In full and without alteration, repeat the material.

--- begin ---

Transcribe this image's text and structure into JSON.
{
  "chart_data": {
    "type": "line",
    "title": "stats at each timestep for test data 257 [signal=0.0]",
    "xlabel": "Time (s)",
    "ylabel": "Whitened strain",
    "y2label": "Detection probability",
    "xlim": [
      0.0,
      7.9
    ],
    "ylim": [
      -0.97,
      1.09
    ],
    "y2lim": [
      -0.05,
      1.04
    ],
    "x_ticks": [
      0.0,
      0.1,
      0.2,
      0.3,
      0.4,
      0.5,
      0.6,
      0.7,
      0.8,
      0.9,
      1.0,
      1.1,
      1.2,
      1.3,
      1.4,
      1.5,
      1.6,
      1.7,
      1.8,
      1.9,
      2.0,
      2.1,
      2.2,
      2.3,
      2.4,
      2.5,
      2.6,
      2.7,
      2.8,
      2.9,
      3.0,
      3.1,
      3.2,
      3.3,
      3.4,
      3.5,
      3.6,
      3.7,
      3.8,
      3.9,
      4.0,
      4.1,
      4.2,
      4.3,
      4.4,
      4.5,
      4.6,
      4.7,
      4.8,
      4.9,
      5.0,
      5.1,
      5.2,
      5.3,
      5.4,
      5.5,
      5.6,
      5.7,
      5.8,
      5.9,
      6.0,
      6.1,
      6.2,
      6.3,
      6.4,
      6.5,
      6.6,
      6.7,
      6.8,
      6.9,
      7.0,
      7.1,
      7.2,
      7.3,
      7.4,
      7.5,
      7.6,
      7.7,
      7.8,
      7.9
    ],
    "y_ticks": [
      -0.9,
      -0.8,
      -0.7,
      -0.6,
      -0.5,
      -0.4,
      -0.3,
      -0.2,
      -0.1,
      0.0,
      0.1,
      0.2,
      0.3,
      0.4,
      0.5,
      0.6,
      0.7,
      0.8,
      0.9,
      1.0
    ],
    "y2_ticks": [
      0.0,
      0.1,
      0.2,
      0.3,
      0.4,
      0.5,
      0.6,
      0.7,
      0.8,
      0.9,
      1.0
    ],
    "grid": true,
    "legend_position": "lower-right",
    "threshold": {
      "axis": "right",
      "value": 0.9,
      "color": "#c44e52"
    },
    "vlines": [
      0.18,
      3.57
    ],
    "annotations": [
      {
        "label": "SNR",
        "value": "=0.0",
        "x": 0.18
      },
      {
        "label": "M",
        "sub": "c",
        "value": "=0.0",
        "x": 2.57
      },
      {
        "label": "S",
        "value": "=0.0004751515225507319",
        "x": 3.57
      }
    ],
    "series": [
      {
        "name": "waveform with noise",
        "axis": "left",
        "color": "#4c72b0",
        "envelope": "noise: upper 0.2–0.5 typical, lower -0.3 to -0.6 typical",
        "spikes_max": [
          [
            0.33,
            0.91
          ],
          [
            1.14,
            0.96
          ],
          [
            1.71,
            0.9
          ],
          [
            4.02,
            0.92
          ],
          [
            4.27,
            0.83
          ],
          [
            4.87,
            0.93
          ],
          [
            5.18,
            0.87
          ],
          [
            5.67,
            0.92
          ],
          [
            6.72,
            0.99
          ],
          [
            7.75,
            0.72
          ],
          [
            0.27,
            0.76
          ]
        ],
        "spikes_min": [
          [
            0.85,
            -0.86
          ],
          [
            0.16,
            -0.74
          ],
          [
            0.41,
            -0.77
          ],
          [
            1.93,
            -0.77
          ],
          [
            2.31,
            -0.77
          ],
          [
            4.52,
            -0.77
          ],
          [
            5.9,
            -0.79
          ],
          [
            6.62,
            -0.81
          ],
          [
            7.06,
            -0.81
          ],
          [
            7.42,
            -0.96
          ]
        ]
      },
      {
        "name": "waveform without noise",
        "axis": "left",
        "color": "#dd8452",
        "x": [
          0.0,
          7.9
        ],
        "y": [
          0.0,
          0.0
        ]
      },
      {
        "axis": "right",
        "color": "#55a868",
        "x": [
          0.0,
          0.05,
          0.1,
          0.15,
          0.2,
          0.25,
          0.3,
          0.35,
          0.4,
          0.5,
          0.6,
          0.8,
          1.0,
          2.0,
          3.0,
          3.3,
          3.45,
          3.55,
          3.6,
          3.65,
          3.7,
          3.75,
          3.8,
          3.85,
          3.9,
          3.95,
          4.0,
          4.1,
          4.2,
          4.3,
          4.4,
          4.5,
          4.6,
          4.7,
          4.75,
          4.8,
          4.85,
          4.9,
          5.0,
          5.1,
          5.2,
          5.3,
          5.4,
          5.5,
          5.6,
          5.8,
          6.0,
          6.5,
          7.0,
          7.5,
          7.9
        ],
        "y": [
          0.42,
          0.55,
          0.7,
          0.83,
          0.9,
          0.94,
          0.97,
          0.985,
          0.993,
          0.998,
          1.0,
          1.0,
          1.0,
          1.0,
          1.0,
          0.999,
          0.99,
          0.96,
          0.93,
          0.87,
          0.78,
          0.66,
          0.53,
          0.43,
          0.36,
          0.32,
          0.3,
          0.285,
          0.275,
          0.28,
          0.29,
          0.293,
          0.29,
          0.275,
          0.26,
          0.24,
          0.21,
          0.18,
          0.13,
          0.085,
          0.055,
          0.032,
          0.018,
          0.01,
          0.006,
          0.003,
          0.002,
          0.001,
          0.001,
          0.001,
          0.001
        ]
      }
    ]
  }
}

--- end ---

# [The solution]
Transcribe this image's text and structure into JSON.
{
  "chart_data": {
    "type": "line",
    "title": "stats at each timestep for test data 257 [signal=0.0]",
    "xlabel": "Time (s)",
    "ylabel": "Whitened strain",
    "y2label": "Detection probability",
    "xlim": [
      0.0,
      7.9
    ],
    "ylim": [
      -0.97,
      1.09
    ],
    "y2lim": [
      -0.05,
      1.04
    ],
    "x_ticks": [
      0.0,
      0.1,
      0.2,
      0.3,
      0.4,
      0.5,
      0.6,
      0.7,
      0.8,
      0.9,
      1.0,
      1.1,
      1.2,
      1.3,
      1.4,
      1.5,
      1.6,
      1.7,
      1.8,
      1.9,
      2.0,
      2.1,
      2.2,
      2.3,
      2.4,
      2.5,
      2.6,
      2.7,
      2.8,
      2.9,
      3.0,
      3.1,
      3.2,
      3.3,
      3.4,
      3.5,
      3.6,
      3.7,
      3.8,
      3.9,
      4.0,
      4.1,
      4.2,
      4.3,
      4.4,
      4.5,
      4.6,
      4.7,
      4.8,
      4.9,
      5.0,
      5.1,
      5.2,
      5.3,
      5.4,
      5.5,
      5.6,
      5.7,
      5.8,
      5.9,
      6.0,
      6.1,
      6.2,
      6.3,
      6.4,
      6.5,
      6.6,
      6.7,
      6.8,
      6.9,
      7.0,
      7.1,
      7.2,
      7.3,
      7.4,
      7.5,
      7.6,
      7.7,
      7.8,
      7.9
    ],
    "y_ticks": [
      -0.9,
      -0.8,
      -0.7,
      -0.6,
      -0.5,
      -0.4,
      -0.3,
      -0.2,
      -0.1,
      0.0,
      0.1,
      0.2,
      0.3,
      0.4,
      0.5,
      0.6,
      0.7,
      0.8,
      0.9,
      1.0
    ],
    "y2_ticks": [
      0.0,
      0.1,
      0.2,
      0.3,
      0.4,
      0.5,
      0.6,
      0.7,
      0.8,
      0.9,
      1.0
    ],
    "grid": true,
    "legend_position": "lower-right",
    "threshold": {
      "axis": "right",
      "value": 0.9,
      "color": "#c44e52"
    },
    "vlines": [
      0.18,
      3.57
    ],
    "annotations": [
      {
        "label": "SNR",
        "value": "=0.0",
        "x": 0.18
      },
      {
        "label": "M",
        "sub": "c",
        "value": "=0.0",
        "x": 2.57
      },
      {
        "label": "S",
        "value": "=0.0004751515225507319",
        "x": 3.57
      }
    ],
    "series": [
      {
        "name": "waveform with noise",
        "axis": "left",
        "color": "#4c72b0",
        "envelope": "noise: upper 0.2–0.5 typical, lower -0.3 to -0.6 typical",
        "spikes_max": [
          [
            0.33,
            0.91
          ],
          [
            1.14,
            0.96
          ],
          [
            1.71,
            0.9
          ],
          [
            4.02,
            0.92
          ],
          [
            4.27,
            0.83
          ],
          [
            4.87,
            0.93
          ],
          [
            5.18,
            0.87
          ],
          [
            5.67,
            0.92
          ],
          [
            6.72,
            0.99
          ],
          [
            7.75,
            0.72
          ],
          [
            0.27,
            0.76
          ]
        ],
        "spikes_min": [
          [
            0.85,
            -0.86
          ],
          [
            0.16,
            -0.74
          ],
          [
            0.41,
            -0.77
          ],
          [
            1.93,
            -0.77
          ],
          [
            2.31,
            -0.77
          ],
          [
            4.52,
            -0.77
          ],
          [
            5.9,
            -0.79
          ],
          [
            6.62,
            -0.81
          ],
          [
            7.06,
            -0.81
          ],
          [
            7.42,
            -0.96
          ]
        ]
      },
      {
        "name": "waveform without noise",
        "axis": "left",
        "color": "#dd8452",
        "x": [
          0.0,
          7.9
        ],
        "y": [
          0.0,
          0.0
        ]
      },
      {
        "axis": "right",
        "color": "#55a868",
        "x": [
          0.0,
          0.05,
          0.1,
          0.15,
          0.2,
          0.25,
          0.3,
          0.35,
          0.4,
          0.5,
          0.6,
          0.8,
          1.0,
          2.0,
          3.0,
          3.3,
          3.45,
          3.55,
          3.6,
          3.65,
          3.7,
          3.75,
          3.8,
          3.85,
          3.9,
          3.95,
          4.0,
          4.1,
          4.2,
          4.3,
          4.4,
          4.5,
          4.6,
          4.7,
          4.75,
          4.8,
          4.85,
          4.9,
          5.0,
          5.1,
          5.2,
          5.3,
          5.4,
          5.5,
          5.6,
          5.8,
          6.0,
          6.5,
          7.0,
          7.5,
          7.9
        ],
        "y": [
          0.42,
          0.55,
          0.7,
          0.83,
          0.9,
          0.94,
          0.97,
          0.985,
          0.993,
          0.998,
          1.0,
          1.0,
          1.0,
          1.0,
          1.0,
          0.999,
          0.99,
          0.96,
          0.93,
          0.87,
          0.78,
          0.66,
          0.53,
          0.43,
          0.36,
          0.32,
          0.3,
          0.285,
          0.275,
          0.28,
          0.29,
          0.293,
          0.29,
          0.275,
          0.26,
          0.24,
          0.21,
          0.18,
          0.13,
          0.085,
          0.055,
          0.032,
          0.018,
          0.01,
          0.006,
          0.003,
          0.002,
          0.001,
          0.001,
          0.001,
          0.001
        ]
      }
    ]
  }
}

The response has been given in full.